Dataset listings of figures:
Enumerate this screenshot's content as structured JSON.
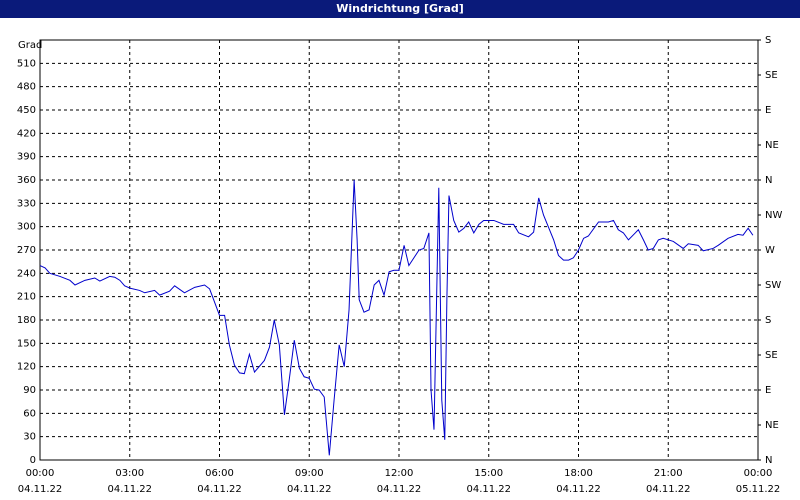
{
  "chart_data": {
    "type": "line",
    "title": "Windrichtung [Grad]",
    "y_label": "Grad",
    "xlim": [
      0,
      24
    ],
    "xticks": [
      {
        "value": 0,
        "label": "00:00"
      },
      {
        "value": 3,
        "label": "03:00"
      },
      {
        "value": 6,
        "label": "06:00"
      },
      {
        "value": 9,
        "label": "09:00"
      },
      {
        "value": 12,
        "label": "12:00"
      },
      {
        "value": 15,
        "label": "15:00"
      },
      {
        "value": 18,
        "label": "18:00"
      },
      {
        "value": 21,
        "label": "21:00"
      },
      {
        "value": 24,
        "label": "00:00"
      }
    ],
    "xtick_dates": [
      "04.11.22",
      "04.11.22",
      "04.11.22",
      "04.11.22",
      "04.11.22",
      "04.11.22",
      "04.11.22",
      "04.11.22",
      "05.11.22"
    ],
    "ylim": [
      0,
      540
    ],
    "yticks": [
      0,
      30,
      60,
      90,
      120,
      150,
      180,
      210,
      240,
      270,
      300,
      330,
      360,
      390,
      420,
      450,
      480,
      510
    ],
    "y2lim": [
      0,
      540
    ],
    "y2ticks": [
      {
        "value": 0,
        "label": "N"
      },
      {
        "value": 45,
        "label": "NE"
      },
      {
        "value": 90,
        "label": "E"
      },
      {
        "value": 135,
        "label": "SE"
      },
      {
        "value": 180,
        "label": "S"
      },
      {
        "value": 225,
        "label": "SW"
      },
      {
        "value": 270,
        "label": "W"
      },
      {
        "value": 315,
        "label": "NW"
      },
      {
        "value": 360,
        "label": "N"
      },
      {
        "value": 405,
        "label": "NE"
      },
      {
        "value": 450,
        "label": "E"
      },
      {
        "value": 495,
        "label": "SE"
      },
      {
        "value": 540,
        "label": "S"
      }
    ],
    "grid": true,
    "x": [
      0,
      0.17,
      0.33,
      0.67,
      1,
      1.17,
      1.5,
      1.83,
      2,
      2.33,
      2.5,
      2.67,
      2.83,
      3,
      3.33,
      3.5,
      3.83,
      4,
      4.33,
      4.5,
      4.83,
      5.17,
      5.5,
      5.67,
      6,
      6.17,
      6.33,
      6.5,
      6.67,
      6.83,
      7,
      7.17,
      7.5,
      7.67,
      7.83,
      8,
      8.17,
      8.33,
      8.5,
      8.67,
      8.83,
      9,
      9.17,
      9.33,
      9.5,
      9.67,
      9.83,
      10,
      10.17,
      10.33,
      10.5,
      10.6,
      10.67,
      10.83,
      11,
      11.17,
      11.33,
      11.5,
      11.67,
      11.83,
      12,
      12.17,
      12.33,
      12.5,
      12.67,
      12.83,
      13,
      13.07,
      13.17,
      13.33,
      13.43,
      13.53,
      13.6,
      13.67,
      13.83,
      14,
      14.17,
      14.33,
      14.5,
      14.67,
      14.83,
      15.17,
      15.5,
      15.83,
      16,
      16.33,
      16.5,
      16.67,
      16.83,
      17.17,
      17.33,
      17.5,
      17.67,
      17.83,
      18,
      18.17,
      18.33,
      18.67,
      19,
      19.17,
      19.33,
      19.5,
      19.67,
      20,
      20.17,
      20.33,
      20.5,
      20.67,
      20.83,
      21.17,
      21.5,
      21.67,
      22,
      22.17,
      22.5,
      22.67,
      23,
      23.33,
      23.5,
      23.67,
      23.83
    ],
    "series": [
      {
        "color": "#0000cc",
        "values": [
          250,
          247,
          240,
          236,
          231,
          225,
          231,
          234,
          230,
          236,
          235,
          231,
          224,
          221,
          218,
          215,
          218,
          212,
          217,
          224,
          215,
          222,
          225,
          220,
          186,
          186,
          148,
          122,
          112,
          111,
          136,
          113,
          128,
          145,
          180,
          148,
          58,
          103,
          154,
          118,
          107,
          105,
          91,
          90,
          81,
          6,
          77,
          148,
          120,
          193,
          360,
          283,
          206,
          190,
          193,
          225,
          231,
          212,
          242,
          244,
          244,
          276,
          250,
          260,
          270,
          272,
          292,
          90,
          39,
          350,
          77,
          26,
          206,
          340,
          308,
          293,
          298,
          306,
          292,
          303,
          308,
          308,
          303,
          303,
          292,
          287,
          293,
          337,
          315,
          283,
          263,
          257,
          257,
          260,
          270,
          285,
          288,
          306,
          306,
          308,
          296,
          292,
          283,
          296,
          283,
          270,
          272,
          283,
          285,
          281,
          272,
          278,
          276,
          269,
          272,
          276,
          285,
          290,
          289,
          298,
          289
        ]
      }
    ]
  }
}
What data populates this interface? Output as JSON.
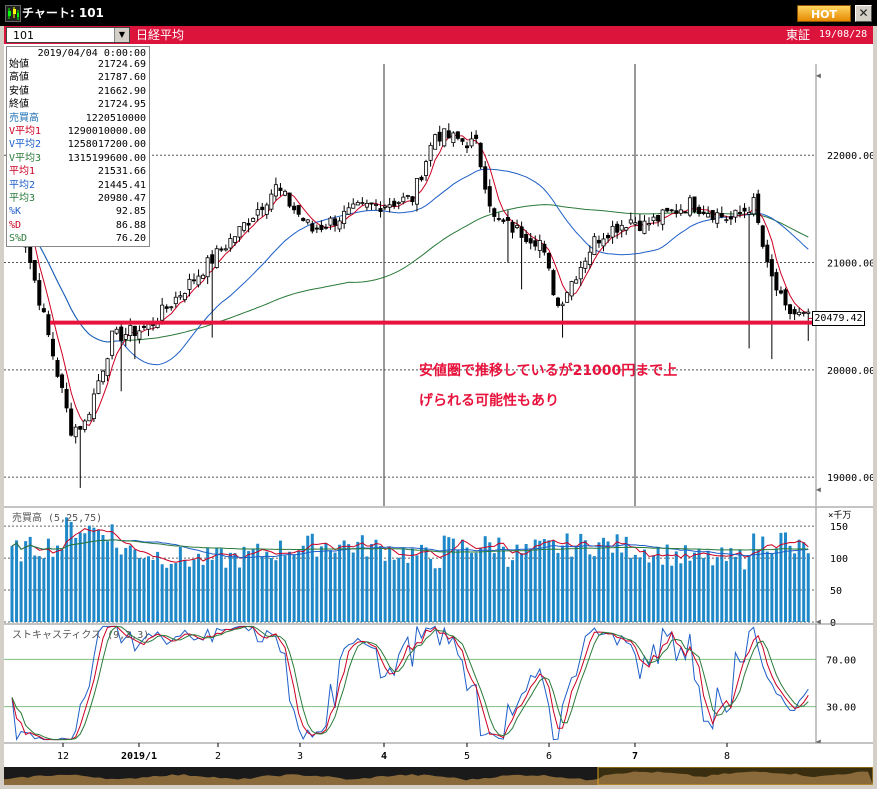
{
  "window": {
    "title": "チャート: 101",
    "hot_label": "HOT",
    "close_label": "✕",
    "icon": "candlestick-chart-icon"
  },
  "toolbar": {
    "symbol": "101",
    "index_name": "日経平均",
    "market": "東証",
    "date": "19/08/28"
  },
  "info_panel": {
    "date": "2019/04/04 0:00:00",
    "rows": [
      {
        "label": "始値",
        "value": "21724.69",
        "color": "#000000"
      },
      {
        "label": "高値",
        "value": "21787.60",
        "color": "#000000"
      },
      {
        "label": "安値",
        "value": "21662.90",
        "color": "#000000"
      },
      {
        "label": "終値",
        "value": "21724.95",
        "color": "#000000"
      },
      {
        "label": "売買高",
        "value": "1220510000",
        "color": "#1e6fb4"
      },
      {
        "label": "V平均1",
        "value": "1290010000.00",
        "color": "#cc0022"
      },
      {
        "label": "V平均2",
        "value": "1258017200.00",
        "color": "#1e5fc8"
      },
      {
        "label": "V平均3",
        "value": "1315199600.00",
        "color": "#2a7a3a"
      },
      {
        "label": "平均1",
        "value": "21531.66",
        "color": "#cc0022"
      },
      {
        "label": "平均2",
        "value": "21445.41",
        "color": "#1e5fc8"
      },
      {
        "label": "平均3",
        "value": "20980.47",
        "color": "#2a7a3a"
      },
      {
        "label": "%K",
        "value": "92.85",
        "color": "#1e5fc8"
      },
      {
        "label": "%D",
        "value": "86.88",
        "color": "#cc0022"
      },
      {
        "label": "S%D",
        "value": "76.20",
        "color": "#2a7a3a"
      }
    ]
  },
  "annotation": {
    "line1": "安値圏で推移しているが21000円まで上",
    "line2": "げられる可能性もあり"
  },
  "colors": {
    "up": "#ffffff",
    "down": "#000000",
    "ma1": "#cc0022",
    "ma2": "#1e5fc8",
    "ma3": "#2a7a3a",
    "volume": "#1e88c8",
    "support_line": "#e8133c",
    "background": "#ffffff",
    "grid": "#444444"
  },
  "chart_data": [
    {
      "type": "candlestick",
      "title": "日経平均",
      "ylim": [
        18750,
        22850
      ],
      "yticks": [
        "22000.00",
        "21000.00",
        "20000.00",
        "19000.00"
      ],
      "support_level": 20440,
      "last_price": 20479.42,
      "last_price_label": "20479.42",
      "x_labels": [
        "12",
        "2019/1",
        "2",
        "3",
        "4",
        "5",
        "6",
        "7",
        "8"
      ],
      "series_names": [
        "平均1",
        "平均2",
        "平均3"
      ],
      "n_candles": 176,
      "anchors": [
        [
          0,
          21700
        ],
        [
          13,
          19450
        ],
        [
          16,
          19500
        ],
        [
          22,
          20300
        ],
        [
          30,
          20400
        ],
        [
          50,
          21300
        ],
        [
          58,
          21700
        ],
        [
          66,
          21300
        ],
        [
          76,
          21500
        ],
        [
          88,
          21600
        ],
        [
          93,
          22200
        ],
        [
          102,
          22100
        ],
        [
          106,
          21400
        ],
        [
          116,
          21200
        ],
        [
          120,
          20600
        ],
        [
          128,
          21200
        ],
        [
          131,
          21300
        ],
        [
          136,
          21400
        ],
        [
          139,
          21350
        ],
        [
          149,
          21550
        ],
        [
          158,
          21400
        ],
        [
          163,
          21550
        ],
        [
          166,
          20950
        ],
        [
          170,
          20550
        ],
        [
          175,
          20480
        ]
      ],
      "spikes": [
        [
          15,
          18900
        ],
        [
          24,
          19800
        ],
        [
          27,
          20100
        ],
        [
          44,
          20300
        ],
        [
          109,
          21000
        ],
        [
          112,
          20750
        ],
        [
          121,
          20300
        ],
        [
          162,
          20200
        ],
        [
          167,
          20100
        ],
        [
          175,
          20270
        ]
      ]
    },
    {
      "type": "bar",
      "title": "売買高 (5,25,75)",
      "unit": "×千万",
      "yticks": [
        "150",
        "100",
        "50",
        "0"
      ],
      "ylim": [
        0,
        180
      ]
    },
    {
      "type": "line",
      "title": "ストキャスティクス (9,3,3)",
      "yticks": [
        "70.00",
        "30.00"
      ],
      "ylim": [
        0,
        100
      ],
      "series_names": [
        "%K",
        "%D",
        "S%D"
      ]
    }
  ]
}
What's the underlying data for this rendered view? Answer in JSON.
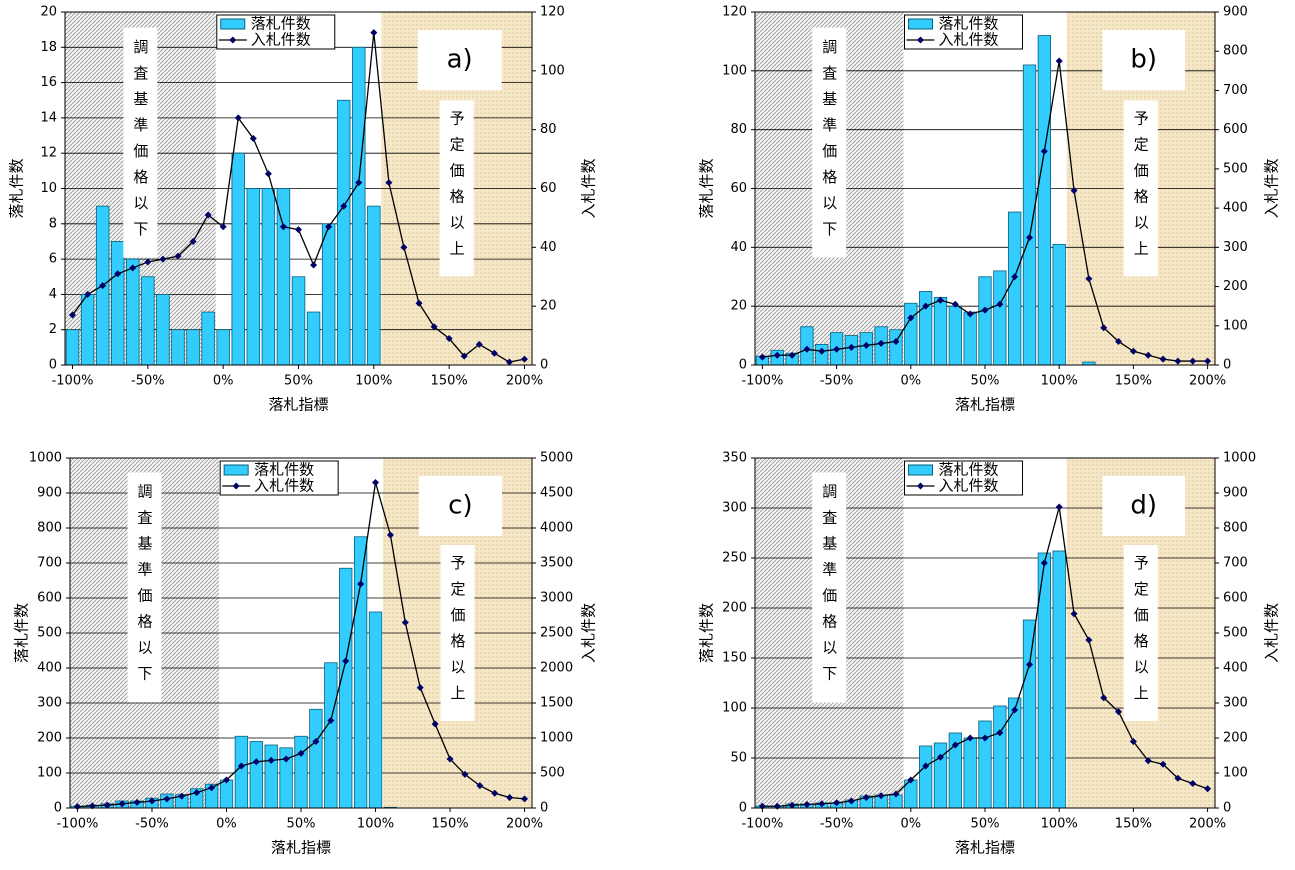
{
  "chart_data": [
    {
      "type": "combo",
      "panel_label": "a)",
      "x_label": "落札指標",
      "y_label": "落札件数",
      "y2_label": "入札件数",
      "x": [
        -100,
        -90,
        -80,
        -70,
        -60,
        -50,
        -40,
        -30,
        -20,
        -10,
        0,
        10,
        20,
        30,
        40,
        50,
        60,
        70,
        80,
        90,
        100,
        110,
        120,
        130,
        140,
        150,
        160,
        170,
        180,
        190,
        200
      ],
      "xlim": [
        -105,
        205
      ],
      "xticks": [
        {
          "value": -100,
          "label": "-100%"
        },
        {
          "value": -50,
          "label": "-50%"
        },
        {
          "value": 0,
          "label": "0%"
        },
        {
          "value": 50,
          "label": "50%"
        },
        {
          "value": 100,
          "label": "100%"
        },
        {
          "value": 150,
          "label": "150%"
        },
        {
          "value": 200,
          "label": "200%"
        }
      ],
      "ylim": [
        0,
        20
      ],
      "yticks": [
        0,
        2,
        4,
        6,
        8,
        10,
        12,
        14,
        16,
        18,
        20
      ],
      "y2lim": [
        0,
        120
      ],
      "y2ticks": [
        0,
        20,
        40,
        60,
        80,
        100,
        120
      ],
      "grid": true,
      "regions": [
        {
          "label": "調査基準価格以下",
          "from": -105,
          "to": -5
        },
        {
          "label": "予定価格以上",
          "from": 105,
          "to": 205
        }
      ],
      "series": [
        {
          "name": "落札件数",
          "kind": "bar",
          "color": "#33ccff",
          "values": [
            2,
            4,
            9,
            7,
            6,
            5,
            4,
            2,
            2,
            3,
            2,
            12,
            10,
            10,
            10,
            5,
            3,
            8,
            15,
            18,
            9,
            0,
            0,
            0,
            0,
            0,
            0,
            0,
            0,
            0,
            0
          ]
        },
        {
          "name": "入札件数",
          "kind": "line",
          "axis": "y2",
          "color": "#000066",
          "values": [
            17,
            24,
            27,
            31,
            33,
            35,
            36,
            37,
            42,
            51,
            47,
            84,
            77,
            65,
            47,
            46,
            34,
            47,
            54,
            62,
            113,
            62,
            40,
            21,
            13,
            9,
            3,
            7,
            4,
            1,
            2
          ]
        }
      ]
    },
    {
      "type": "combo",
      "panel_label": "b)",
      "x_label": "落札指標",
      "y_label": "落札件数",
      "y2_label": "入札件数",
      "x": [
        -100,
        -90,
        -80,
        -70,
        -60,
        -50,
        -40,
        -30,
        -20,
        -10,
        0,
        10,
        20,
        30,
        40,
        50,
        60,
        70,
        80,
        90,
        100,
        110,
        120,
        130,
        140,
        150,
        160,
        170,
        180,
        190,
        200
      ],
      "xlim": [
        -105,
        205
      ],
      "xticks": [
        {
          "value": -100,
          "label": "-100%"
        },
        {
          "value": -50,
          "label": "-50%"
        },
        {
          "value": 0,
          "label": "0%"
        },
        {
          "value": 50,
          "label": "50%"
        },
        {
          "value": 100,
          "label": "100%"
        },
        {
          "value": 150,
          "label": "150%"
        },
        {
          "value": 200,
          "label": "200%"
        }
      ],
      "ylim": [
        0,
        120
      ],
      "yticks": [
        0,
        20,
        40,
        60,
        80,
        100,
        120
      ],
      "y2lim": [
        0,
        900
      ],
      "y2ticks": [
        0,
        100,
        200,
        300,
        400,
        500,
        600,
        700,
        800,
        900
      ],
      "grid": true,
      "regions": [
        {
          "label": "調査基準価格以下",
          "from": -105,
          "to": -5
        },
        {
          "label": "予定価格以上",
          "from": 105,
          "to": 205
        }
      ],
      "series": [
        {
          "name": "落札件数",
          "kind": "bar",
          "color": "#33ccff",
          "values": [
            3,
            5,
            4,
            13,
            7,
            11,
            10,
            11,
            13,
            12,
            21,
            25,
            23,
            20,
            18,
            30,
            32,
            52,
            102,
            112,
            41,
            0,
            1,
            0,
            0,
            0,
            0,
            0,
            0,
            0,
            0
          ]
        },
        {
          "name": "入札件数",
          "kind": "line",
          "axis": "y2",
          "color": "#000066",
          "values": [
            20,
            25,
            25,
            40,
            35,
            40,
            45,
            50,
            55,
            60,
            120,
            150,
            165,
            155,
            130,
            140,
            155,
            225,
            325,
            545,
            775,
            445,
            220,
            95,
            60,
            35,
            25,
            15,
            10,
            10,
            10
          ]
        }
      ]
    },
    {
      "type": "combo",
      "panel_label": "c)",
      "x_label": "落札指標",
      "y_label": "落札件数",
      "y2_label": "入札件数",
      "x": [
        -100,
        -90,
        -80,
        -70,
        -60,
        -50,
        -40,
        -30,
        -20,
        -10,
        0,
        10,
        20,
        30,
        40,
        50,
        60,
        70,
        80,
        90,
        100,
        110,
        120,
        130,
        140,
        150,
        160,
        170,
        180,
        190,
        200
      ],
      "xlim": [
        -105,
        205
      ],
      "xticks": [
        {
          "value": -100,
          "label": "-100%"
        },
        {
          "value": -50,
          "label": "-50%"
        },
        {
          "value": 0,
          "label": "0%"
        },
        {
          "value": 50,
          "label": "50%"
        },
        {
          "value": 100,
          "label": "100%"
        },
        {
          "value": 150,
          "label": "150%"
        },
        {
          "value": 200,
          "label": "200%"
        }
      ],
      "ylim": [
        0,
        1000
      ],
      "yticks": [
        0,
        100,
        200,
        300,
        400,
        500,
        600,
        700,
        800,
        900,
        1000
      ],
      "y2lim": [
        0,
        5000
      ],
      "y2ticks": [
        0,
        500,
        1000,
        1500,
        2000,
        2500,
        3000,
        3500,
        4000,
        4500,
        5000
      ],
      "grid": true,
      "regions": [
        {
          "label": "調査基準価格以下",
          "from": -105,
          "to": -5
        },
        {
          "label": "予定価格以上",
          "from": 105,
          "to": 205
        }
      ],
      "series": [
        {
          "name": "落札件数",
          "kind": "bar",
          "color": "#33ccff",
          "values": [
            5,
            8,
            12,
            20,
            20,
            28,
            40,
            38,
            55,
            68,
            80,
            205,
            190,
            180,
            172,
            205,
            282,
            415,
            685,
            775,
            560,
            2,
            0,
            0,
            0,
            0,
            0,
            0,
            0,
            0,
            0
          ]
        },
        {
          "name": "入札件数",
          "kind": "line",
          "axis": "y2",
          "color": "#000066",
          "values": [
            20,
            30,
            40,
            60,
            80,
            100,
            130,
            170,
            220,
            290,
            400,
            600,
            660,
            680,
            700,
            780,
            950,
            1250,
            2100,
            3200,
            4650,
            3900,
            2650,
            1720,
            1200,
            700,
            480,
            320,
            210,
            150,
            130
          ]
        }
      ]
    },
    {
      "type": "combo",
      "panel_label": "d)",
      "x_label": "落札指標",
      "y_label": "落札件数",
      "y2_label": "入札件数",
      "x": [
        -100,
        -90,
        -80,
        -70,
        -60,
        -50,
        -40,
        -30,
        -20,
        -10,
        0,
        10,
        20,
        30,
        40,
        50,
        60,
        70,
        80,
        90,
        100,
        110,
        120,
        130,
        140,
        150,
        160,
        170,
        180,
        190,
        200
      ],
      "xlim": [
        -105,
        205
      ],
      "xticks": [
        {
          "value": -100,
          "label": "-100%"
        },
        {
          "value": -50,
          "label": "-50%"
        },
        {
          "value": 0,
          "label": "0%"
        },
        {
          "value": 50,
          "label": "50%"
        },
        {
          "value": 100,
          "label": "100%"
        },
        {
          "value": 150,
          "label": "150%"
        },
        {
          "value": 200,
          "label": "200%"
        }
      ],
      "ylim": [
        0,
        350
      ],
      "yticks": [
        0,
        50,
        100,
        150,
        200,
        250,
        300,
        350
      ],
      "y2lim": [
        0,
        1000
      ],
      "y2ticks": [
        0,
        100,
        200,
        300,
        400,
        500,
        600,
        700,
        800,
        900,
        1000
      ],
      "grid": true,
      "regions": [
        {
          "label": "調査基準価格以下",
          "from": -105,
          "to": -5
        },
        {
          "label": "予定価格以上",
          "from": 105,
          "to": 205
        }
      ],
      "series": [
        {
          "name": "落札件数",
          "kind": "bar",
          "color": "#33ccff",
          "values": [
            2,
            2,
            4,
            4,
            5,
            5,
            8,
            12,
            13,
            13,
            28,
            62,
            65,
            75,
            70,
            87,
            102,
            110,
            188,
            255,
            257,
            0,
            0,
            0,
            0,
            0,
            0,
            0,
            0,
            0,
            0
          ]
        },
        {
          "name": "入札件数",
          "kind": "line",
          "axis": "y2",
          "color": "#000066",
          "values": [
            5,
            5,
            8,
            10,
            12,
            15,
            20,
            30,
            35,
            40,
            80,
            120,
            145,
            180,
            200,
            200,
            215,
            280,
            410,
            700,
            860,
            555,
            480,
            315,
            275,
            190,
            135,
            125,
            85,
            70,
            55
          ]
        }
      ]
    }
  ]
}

Exercise: Go through the records and gather the lines that hold "What".

Full answer:
What data populates this interface? Output as JSON.
What's the underlying data for this rendered view? Answer in JSON.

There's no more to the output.